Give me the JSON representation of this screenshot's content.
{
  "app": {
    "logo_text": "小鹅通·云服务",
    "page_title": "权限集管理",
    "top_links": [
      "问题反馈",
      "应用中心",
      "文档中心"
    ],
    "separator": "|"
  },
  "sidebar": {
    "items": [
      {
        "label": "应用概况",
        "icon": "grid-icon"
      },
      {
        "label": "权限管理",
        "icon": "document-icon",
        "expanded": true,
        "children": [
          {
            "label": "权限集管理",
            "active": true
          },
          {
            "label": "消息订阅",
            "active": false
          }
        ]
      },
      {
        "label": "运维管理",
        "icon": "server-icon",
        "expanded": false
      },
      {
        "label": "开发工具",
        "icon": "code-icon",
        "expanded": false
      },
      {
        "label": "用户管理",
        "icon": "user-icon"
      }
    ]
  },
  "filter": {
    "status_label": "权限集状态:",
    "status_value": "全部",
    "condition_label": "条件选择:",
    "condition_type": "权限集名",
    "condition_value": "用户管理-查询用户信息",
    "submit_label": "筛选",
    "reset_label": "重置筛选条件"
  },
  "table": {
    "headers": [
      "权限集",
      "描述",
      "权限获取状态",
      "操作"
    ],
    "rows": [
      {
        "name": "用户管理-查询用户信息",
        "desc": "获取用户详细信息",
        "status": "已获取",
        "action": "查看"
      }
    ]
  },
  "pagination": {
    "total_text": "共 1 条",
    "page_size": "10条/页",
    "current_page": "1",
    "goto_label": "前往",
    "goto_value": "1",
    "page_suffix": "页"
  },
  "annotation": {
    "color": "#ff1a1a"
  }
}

**Work instructions**
Look through the entries above and report each line where the string "查询用户信息" occurs.

**Answer**
    "condition_value": "用户管理-查询用户信息",
        "name": "用户管理-查询用户信息",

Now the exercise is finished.